#### [Your objective]
Go through the lines below. Copy those with "Gene".

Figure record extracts
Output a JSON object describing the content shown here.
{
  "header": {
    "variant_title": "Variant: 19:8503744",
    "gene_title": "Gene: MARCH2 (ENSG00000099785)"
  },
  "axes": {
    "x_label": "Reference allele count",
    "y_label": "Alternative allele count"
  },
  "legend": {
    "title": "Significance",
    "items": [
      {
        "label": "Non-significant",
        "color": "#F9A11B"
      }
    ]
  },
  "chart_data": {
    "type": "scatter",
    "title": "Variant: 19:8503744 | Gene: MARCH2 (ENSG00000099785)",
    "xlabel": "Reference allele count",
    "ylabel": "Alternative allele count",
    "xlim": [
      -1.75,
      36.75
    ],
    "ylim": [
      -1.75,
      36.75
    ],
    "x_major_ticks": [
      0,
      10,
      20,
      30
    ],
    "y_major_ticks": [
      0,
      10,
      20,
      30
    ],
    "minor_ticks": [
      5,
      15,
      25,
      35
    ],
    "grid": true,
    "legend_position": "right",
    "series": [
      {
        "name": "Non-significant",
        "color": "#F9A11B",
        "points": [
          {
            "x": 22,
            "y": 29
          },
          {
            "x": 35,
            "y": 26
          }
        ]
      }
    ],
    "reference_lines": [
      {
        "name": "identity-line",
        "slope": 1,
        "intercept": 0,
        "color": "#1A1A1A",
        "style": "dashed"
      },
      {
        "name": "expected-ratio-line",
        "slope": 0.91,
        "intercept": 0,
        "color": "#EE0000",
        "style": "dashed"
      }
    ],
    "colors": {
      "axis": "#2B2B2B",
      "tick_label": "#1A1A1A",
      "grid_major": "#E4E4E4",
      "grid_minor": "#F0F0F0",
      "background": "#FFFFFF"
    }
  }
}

#### [Response]
    "gene_title": "Gene: MARCH2 (ENSG00000099785)"
    "title": "Variant: 19:8503744 | Gene: MARCH2 (ENSG00000099785)",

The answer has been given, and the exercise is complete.